§ **YOUR INSTRUCTIONS**
Repeat, without any change, the entries presented below.
* * * * * * * * *
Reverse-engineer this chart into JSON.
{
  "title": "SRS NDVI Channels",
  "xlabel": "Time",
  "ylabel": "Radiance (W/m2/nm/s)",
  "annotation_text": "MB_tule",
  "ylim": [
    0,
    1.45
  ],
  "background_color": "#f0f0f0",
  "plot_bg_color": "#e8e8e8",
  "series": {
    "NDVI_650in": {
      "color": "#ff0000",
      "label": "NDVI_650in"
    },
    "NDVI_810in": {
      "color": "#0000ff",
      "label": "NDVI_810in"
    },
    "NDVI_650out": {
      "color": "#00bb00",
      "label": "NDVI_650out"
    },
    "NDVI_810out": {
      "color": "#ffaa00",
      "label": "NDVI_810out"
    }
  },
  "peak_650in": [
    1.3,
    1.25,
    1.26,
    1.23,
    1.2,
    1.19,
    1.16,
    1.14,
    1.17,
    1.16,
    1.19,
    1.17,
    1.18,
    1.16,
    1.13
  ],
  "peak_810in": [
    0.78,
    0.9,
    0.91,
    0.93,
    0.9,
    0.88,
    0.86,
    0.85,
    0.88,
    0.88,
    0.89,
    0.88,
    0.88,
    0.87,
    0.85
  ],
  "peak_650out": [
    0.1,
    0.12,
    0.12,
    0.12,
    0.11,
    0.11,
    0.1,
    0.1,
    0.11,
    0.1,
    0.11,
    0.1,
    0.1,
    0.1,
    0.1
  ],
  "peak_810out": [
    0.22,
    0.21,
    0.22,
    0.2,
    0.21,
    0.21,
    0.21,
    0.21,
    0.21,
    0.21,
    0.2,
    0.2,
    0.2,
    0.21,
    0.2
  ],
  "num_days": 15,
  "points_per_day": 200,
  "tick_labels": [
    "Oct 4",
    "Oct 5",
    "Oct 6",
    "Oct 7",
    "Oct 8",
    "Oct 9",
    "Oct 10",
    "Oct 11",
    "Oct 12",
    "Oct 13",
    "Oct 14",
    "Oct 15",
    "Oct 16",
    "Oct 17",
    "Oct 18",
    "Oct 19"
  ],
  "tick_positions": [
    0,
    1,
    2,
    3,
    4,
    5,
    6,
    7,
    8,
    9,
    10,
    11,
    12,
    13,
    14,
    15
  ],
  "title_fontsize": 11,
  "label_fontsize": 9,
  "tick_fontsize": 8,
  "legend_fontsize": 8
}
* * * * * * * * *
§ **WORKED ANSWER**
Reverse-engineer this chart into JSON.
{
  "title": "SRS NDVI Channels",
  "xlabel": "Time",
  "ylabel": "Radiance (W/m2/nm/s)",
  "annotation_text": "MB_tule",
  "ylim": [
    0,
    1.45
  ],
  "background_color": "#f0f0f0",
  "plot_bg_color": "#e8e8e8",
  "series": {
    "NDVI_650in": {
      "color": "#ff0000",
      "label": "NDVI_650in"
    },
    "NDVI_810in": {
      "color": "#0000ff",
      "label": "NDVI_810in"
    },
    "NDVI_650out": {
      "color": "#00bb00",
      "label": "NDVI_650out"
    },
    "NDVI_810out": {
      "color": "#ffaa00",
      "label": "NDVI_810out"
    }
  },
  "peak_650in": [
    1.3,
    1.25,
    1.26,
    1.23,
    1.2,
    1.19,
    1.16,
    1.14,
    1.17,
    1.16,
    1.19,
    1.17,
    1.18,
    1.16,
    1.13
  ],
  "peak_810in": [
    0.78,
    0.9,
    0.91,
    0.93,
    0.9,
    0.88,
    0.86,
    0.85,
    0.88,
    0.88,
    0.89,
    0.88,
    0.88,
    0.87,
    0.85
  ],
  "peak_650out": [
    0.1,
    0.12,
    0.12,
    0.12,
    0.11,
    0.11,
    0.1,
    0.1,
    0.11,
    0.1,
    0.11,
    0.1,
    0.1,
    0.1,
    0.1
  ],
  "peak_810out": [
    0.22,
    0.21,
    0.22,
    0.2,
    0.21,
    0.21,
    0.21,
    0.21,
    0.21,
    0.21,
    0.2,
    0.2,
    0.2,
    0.21,
    0.2
  ],
  "num_days": 15,
  "points_per_day": 200,
  "tick_labels": [
    "Oct 4",
    "Oct 5",
    "Oct 6",
    "Oct 7",
    "Oct 8",
    "Oct 9",
    "Oct 10",
    "Oct 11",
    "Oct 12",
    "Oct 13",
    "Oct 14",
    "Oct 15",
    "Oct 16",
    "Oct 17",
    "Oct 18",
    "Oct 19"
  ],
  "tick_positions": [
    0,
    1,
    2,
    3,
    4,
    5,
    6,
    7,
    8,
    9,
    10,
    11,
    12,
    13,
    14,
    15
  ],
  "title_fontsize": 11,
  "label_fontsize": 9,
  "tick_fontsize": 8,
  "legend_fontsize": 8
}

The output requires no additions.